TASK OBJECTIVE: Give the listing again character for character, but drop the images.

----------------------------------------

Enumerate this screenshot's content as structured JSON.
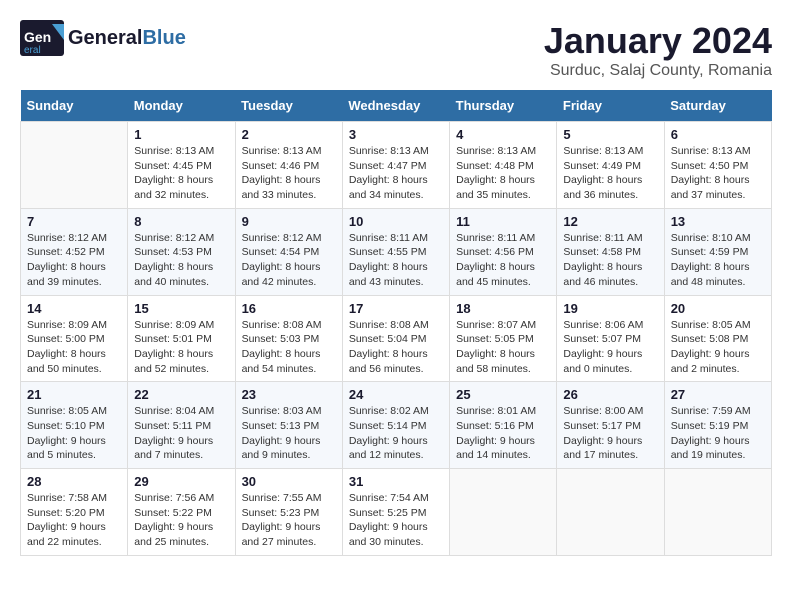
{
  "logo": {
    "general": "General",
    "blue": "Blue"
  },
  "header": {
    "month": "January 2024",
    "location": "Surduc, Salaj County, Romania"
  },
  "weekdays": [
    "Sunday",
    "Monday",
    "Tuesday",
    "Wednesday",
    "Thursday",
    "Friday",
    "Saturday"
  ],
  "weeks": [
    [
      {
        "day": "",
        "info": ""
      },
      {
        "day": "1",
        "info": "Sunrise: 8:13 AM\nSunset: 4:45 PM\nDaylight: 8 hours\nand 32 minutes."
      },
      {
        "day": "2",
        "info": "Sunrise: 8:13 AM\nSunset: 4:46 PM\nDaylight: 8 hours\nand 33 minutes."
      },
      {
        "day": "3",
        "info": "Sunrise: 8:13 AM\nSunset: 4:47 PM\nDaylight: 8 hours\nand 34 minutes."
      },
      {
        "day": "4",
        "info": "Sunrise: 8:13 AM\nSunset: 4:48 PM\nDaylight: 8 hours\nand 35 minutes."
      },
      {
        "day": "5",
        "info": "Sunrise: 8:13 AM\nSunset: 4:49 PM\nDaylight: 8 hours\nand 36 minutes."
      },
      {
        "day": "6",
        "info": "Sunrise: 8:13 AM\nSunset: 4:50 PM\nDaylight: 8 hours\nand 37 minutes."
      }
    ],
    [
      {
        "day": "7",
        "info": "Sunrise: 8:12 AM\nSunset: 4:52 PM\nDaylight: 8 hours\nand 39 minutes."
      },
      {
        "day": "8",
        "info": "Sunrise: 8:12 AM\nSunset: 4:53 PM\nDaylight: 8 hours\nand 40 minutes."
      },
      {
        "day": "9",
        "info": "Sunrise: 8:12 AM\nSunset: 4:54 PM\nDaylight: 8 hours\nand 42 minutes."
      },
      {
        "day": "10",
        "info": "Sunrise: 8:11 AM\nSunset: 4:55 PM\nDaylight: 8 hours\nand 43 minutes."
      },
      {
        "day": "11",
        "info": "Sunrise: 8:11 AM\nSunset: 4:56 PM\nDaylight: 8 hours\nand 45 minutes."
      },
      {
        "day": "12",
        "info": "Sunrise: 8:11 AM\nSunset: 4:58 PM\nDaylight: 8 hours\nand 46 minutes."
      },
      {
        "day": "13",
        "info": "Sunrise: 8:10 AM\nSunset: 4:59 PM\nDaylight: 8 hours\nand 48 minutes."
      }
    ],
    [
      {
        "day": "14",
        "info": "Sunrise: 8:09 AM\nSunset: 5:00 PM\nDaylight: 8 hours\nand 50 minutes."
      },
      {
        "day": "15",
        "info": "Sunrise: 8:09 AM\nSunset: 5:01 PM\nDaylight: 8 hours\nand 52 minutes."
      },
      {
        "day": "16",
        "info": "Sunrise: 8:08 AM\nSunset: 5:03 PM\nDaylight: 8 hours\nand 54 minutes."
      },
      {
        "day": "17",
        "info": "Sunrise: 8:08 AM\nSunset: 5:04 PM\nDaylight: 8 hours\nand 56 minutes."
      },
      {
        "day": "18",
        "info": "Sunrise: 8:07 AM\nSunset: 5:05 PM\nDaylight: 8 hours\nand 58 minutes."
      },
      {
        "day": "19",
        "info": "Sunrise: 8:06 AM\nSunset: 5:07 PM\nDaylight: 9 hours\nand 0 minutes."
      },
      {
        "day": "20",
        "info": "Sunrise: 8:05 AM\nSunset: 5:08 PM\nDaylight: 9 hours\nand 2 minutes."
      }
    ],
    [
      {
        "day": "21",
        "info": "Sunrise: 8:05 AM\nSunset: 5:10 PM\nDaylight: 9 hours\nand 5 minutes."
      },
      {
        "day": "22",
        "info": "Sunrise: 8:04 AM\nSunset: 5:11 PM\nDaylight: 9 hours\nand 7 minutes."
      },
      {
        "day": "23",
        "info": "Sunrise: 8:03 AM\nSunset: 5:13 PM\nDaylight: 9 hours\nand 9 minutes."
      },
      {
        "day": "24",
        "info": "Sunrise: 8:02 AM\nSunset: 5:14 PM\nDaylight: 9 hours\nand 12 minutes."
      },
      {
        "day": "25",
        "info": "Sunrise: 8:01 AM\nSunset: 5:16 PM\nDaylight: 9 hours\nand 14 minutes."
      },
      {
        "day": "26",
        "info": "Sunrise: 8:00 AM\nSunset: 5:17 PM\nDaylight: 9 hours\nand 17 minutes."
      },
      {
        "day": "27",
        "info": "Sunrise: 7:59 AM\nSunset: 5:19 PM\nDaylight: 9 hours\nand 19 minutes."
      }
    ],
    [
      {
        "day": "28",
        "info": "Sunrise: 7:58 AM\nSunset: 5:20 PM\nDaylight: 9 hours\nand 22 minutes."
      },
      {
        "day": "29",
        "info": "Sunrise: 7:56 AM\nSunset: 5:22 PM\nDaylight: 9 hours\nand 25 minutes."
      },
      {
        "day": "30",
        "info": "Sunrise: 7:55 AM\nSunset: 5:23 PM\nDaylight: 9 hours\nand 27 minutes."
      },
      {
        "day": "31",
        "info": "Sunrise: 7:54 AM\nSunset: 5:25 PM\nDaylight: 9 hours\nand 30 minutes."
      },
      {
        "day": "",
        "info": ""
      },
      {
        "day": "",
        "info": ""
      },
      {
        "day": "",
        "info": ""
      }
    ]
  ]
}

----------------------------------------

RESPONSE:
Enumerate this screenshot's content as structured JSON.
{
  "logo": {
    "general": "General",
    "blue": "Blue"
  },
  "header": {
    "month": "January 2024",
    "location": "Surduc, Salaj County, Romania"
  },
  "weekdays": [
    "Sunday",
    "Monday",
    "Tuesday",
    "Wednesday",
    "Thursday",
    "Friday",
    "Saturday"
  ],
  "weeks": [
    [
      {
        "day": "",
        "info": ""
      },
      {
        "day": "1",
        "info": "Sunrise: 8:13 AM\nSunset: 4:45 PM\nDaylight: 8 hours\nand 32 minutes."
      },
      {
        "day": "2",
        "info": "Sunrise: 8:13 AM\nSunset: 4:46 PM\nDaylight: 8 hours\nand 33 minutes."
      },
      {
        "day": "3",
        "info": "Sunrise: 8:13 AM\nSunset: 4:47 PM\nDaylight: 8 hours\nand 34 minutes."
      },
      {
        "day": "4",
        "info": "Sunrise: 8:13 AM\nSunset: 4:48 PM\nDaylight: 8 hours\nand 35 minutes."
      },
      {
        "day": "5",
        "info": "Sunrise: 8:13 AM\nSunset: 4:49 PM\nDaylight: 8 hours\nand 36 minutes."
      },
      {
        "day": "6",
        "info": "Sunrise: 8:13 AM\nSunset: 4:50 PM\nDaylight: 8 hours\nand 37 minutes."
      }
    ],
    [
      {
        "day": "7",
        "info": "Sunrise: 8:12 AM\nSunset: 4:52 PM\nDaylight: 8 hours\nand 39 minutes."
      },
      {
        "day": "8",
        "info": "Sunrise: 8:12 AM\nSunset: 4:53 PM\nDaylight: 8 hours\nand 40 minutes."
      },
      {
        "day": "9",
        "info": "Sunrise: 8:12 AM\nSunset: 4:54 PM\nDaylight: 8 hours\nand 42 minutes."
      },
      {
        "day": "10",
        "info": "Sunrise: 8:11 AM\nSunset: 4:55 PM\nDaylight: 8 hours\nand 43 minutes."
      },
      {
        "day": "11",
        "info": "Sunrise: 8:11 AM\nSunset: 4:56 PM\nDaylight: 8 hours\nand 45 minutes."
      },
      {
        "day": "12",
        "info": "Sunrise: 8:11 AM\nSunset: 4:58 PM\nDaylight: 8 hours\nand 46 minutes."
      },
      {
        "day": "13",
        "info": "Sunrise: 8:10 AM\nSunset: 4:59 PM\nDaylight: 8 hours\nand 48 minutes."
      }
    ],
    [
      {
        "day": "14",
        "info": "Sunrise: 8:09 AM\nSunset: 5:00 PM\nDaylight: 8 hours\nand 50 minutes."
      },
      {
        "day": "15",
        "info": "Sunrise: 8:09 AM\nSunset: 5:01 PM\nDaylight: 8 hours\nand 52 minutes."
      },
      {
        "day": "16",
        "info": "Sunrise: 8:08 AM\nSunset: 5:03 PM\nDaylight: 8 hours\nand 54 minutes."
      },
      {
        "day": "17",
        "info": "Sunrise: 8:08 AM\nSunset: 5:04 PM\nDaylight: 8 hours\nand 56 minutes."
      },
      {
        "day": "18",
        "info": "Sunrise: 8:07 AM\nSunset: 5:05 PM\nDaylight: 8 hours\nand 58 minutes."
      },
      {
        "day": "19",
        "info": "Sunrise: 8:06 AM\nSunset: 5:07 PM\nDaylight: 9 hours\nand 0 minutes."
      },
      {
        "day": "20",
        "info": "Sunrise: 8:05 AM\nSunset: 5:08 PM\nDaylight: 9 hours\nand 2 minutes."
      }
    ],
    [
      {
        "day": "21",
        "info": "Sunrise: 8:05 AM\nSunset: 5:10 PM\nDaylight: 9 hours\nand 5 minutes."
      },
      {
        "day": "22",
        "info": "Sunrise: 8:04 AM\nSunset: 5:11 PM\nDaylight: 9 hours\nand 7 minutes."
      },
      {
        "day": "23",
        "info": "Sunrise: 8:03 AM\nSunset: 5:13 PM\nDaylight: 9 hours\nand 9 minutes."
      },
      {
        "day": "24",
        "info": "Sunrise: 8:02 AM\nSunset: 5:14 PM\nDaylight: 9 hours\nand 12 minutes."
      },
      {
        "day": "25",
        "info": "Sunrise: 8:01 AM\nSunset: 5:16 PM\nDaylight: 9 hours\nand 14 minutes."
      },
      {
        "day": "26",
        "info": "Sunrise: 8:00 AM\nSunset: 5:17 PM\nDaylight: 9 hours\nand 17 minutes."
      },
      {
        "day": "27",
        "info": "Sunrise: 7:59 AM\nSunset: 5:19 PM\nDaylight: 9 hours\nand 19 minutes."
      }
    ],
    [
      {
        "day": "28",
        "info": "Sunrise: 7:58 AM\nSunset: 5:20 PM\nDaylight: 9 hours\nand 22 minutes."
      },
      {
        "day": "29",
        "info": "Sunrise: 7:56 AM\nSunset: 5:22 PM\nDaylight: 9 hours\nand 25 minutes."
      },
      {
        "day": "30",
        "info": "Sunrise: 7:55 AM\nSunset: 5:23 PM\nDaylight: 9 hours\nand 27 minutes."
      },
      {
        "day": "31",
        "info": "Sunrise: 7:54 AM\nSunset: 5:25 PM\nDaylight: 9 hours\nand 30 minutes."
      },
      {
        "day": "",
        "info": ""
      },
      {
        "day": "",
        "info": ""
      },
      {
        "day": "",
        "info": ""
      }
    ]
  ]
}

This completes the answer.